» **What you should do**
Print the entries verbatim, leaving out the images they contain.

— Start Data for this task —

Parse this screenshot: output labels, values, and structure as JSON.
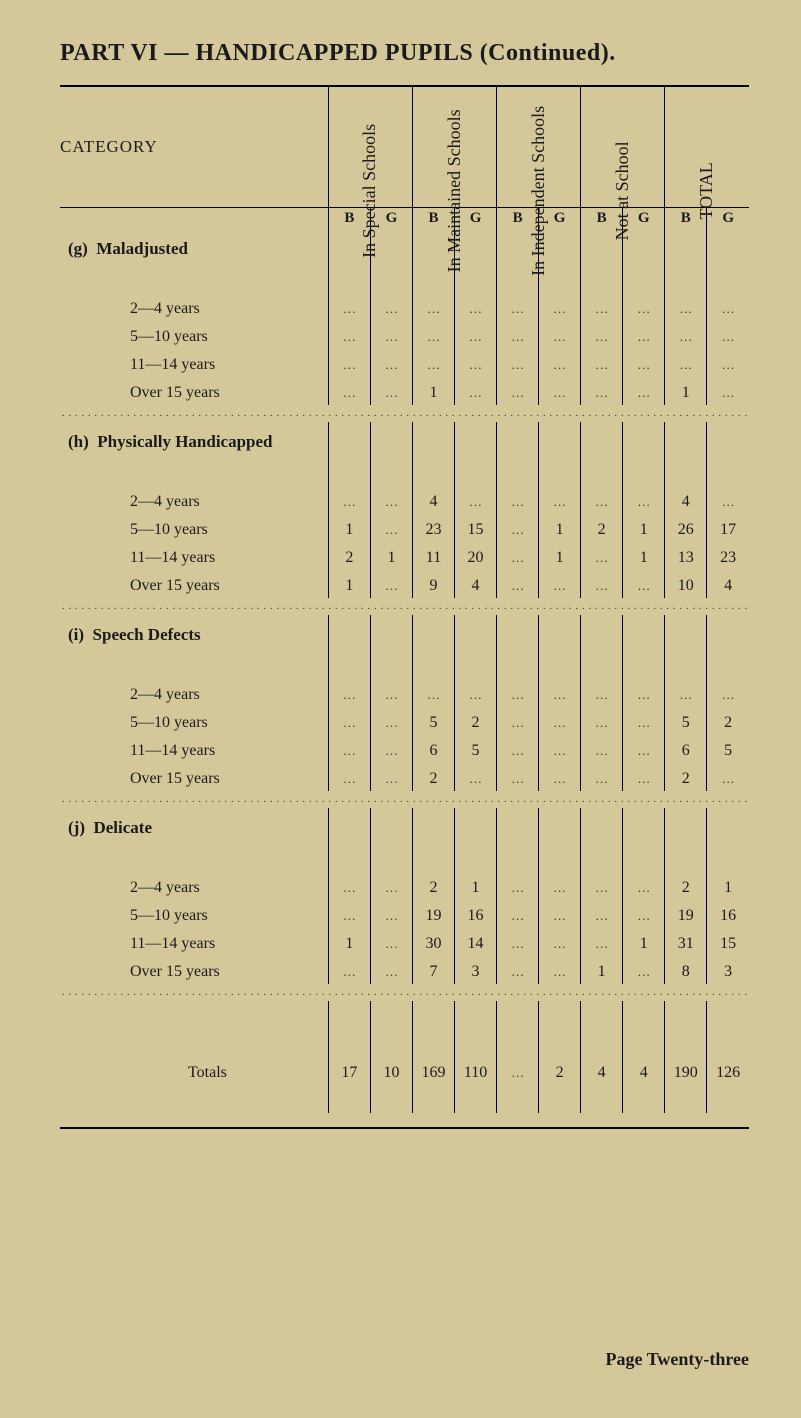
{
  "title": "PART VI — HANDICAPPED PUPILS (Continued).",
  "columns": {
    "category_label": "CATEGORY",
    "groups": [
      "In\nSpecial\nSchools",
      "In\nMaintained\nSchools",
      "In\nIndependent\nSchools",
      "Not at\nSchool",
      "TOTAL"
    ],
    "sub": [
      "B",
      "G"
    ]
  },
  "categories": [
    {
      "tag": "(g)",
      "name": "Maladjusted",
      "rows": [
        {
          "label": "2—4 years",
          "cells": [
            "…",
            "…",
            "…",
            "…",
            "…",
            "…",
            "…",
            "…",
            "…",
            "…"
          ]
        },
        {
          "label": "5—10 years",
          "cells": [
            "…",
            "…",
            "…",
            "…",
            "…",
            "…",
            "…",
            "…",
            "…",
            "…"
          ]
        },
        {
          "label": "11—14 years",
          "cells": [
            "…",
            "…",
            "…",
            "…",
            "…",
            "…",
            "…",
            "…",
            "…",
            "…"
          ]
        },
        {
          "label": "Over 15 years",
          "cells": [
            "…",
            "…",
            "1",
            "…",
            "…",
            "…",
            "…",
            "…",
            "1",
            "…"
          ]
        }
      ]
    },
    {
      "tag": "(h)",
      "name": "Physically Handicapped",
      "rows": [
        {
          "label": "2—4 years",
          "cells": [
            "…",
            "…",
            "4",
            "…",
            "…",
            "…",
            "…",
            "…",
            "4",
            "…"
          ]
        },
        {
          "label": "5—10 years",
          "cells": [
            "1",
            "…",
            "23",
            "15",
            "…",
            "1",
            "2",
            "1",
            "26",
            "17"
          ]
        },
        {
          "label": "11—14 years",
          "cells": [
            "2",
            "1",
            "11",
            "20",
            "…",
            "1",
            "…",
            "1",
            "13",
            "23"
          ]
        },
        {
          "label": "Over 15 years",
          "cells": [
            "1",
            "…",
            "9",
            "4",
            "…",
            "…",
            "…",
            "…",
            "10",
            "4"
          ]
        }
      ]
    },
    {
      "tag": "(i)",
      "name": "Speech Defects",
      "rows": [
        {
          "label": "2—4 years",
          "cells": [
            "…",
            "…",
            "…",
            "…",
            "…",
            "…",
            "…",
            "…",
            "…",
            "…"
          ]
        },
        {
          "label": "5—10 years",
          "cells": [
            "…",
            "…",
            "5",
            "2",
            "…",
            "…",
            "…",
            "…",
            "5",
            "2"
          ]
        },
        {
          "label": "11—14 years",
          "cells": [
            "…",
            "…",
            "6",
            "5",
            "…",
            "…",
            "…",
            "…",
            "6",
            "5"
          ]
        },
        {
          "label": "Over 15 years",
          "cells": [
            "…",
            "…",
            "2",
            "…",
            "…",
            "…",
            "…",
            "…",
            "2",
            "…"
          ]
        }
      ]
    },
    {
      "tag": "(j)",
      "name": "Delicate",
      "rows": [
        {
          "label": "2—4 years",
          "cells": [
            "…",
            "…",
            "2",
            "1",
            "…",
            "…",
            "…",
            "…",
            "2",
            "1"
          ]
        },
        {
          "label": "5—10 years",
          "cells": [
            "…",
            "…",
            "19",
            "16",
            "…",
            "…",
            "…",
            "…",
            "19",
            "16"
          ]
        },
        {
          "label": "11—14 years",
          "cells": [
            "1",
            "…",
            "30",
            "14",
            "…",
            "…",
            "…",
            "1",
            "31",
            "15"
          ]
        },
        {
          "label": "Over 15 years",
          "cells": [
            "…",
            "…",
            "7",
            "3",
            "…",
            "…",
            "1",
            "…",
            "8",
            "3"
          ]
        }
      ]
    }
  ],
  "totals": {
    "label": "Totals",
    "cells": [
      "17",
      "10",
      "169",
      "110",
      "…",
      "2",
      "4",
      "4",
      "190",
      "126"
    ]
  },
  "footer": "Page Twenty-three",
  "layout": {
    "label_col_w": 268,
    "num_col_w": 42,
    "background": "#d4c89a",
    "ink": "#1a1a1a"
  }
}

— End Data for this task —

» **Solved problem**
Parse this screenshot: output labels, values, and structure as JSON.
{
  "title": "PART VI — HANDICAPPED PUPILS (Continued).",
  "columns": {
    "category_label": "CATEGORY",
    "groups": [
      "In\nSpecial\nSchools",
      "In\nMaintained\nSchools",
      "In\nIndependent\nSchools",
      "Not at\nSchool",
      "TOTAL"
    ],
    "sub": [
      "B",
      "G"
    ]
  },
  "categories": [
    {
      "tag": "(g)",
      "name": "Maladjusted",
      "rows": [
        {
          "label": "2—4 years",
          "cells": [
            "…",
            "…",
            "…",
            "…",
            "…",
            "…",
            "…",
            "…",
            "…",
            "…"
          ]
        },
        {
          "label": "5—10 years",
          "cells": [
            "…",
            "…",
            "…",
            "…",
            "…",
            "…",
            "…",
            "…",
            "…",
            "…"
          ]
        },
        {
          "label": "11—14 years",
          "cells": [
            "…",
            "…",
            "…",
            "…",
            "…",
            "…",
            "…",
            "…",
            "…",
            "…"
          ]
        },
        {
          "label": "Over 15 years",
          "cells": [
            "…",
            "…",
            "1",
            "…",
            "…",
            "…",
            "…",
            "…",
            "1",
            "…"
          ]
        }
      ]
    },
    {
      "tag": "(h)",
      "name": "Physically Handicapped",
      "rows": [
        {
          "label": "2—4 years",
          "cells": [
            "…",
            "…",
            "4",
            "…",
            "…",
            "…",
            "…",
            "…",
            "4",
            "…"
          ]
        },
        {
          "label": "5—10 years",
          "cells": [
            "1",
            "…",
            "23",
            "15",
            "…",
            "1",
            "2",
            "1",
            "26",
            "17"
          ]
        },
        {
          "label": "11—14 years",
          "cells": [
            "2",
            "1",
            "11",
            "20",
            "…",
            "1",
            "…",
            "1",
            "13",
            "23"
          ]
        },
        {
          "label": "Over 15 years",
          "cells": [
            "1",
            "…",
            "9",
            "4",
            "…",
            "…",
            "…",
            "…",
            "10",
            "4"
          ]
        }
      ]
    },
    {
      "tag": "(i)",
      "name": "Speech Defects",
      "rows": [
        {
          "label": "2—4 years",
          "cells": [
            "…",
            "…",
            "…",
            "…",
            "…",
            "…",
            "…",
            "…",
            "…",
            "…"
          ]
        },
        {
          "label": "5—10 years",
          "cells": [
            "…",
            "…",
            "5",
            "2",
            "…",
            "…",
            "…",
            "…",
            "5",
            "2"
          ]
        },
        {
          "label": "11—14 years",
          "cells": [
            "…",
            "…",
            "6",
            "5",
            "…",
            "…",
            "…",
            "…",
            "6",
            "5"
          ]
        },
        {
          "label": "Over 15 years",
          "cells": [
            "…",
            "…",
            "2",
            "…",
            "…",
            "…",
            "…",
            "…",
            "2",
            "…"
          ]
        }
      ]
    },
    {
      "tag": "(j)",
      "name": "Delicate",
      "rows": [
        {
          "label": "2—4 years",
          "cells": [
            "…",
            "…",
            "2",
            "1",
            "…",
            "…",
            "…",
            "…",
            "2",
            "1"
          ]
        },
        {
          "label": "5—10 years",
          "cells": [
            "…",
            "…",
            "19",
            "16",
            "…",
            "…",
            "…",
            "…",
            "19",
            "16"
          ]
        },
        {
          "label": "11—14 years",
          "cells": [
            "1",
            "…",
            "30",
            "14",
            "…",
            "…",
            "…",
            "1",
            "31",
            "15"
          ]
        },
        {
          "label": "Over 15 years",
          "cells": [
            "…",
            "…",
            "7",
            "3",
            "…",
            "…",
            "1",
            "…",
            "8",
            "3"
          ]
        }
      ]
    }
  ],
  "totals": {
    "label": "Totals",
    "cells": [
      "17",
      "10",
      "169",
      "110",
      "…",
      "2",
      "4",
      "4",
      "190",
      "126"
    ]
  },
  "footer": "Page Twenty-three",
  "layout": {
    "label_col_w": 268,
    "num_col_w": 42,
    "background": "#d4c89a",
    "ink": "#1a1a1a"
  }
}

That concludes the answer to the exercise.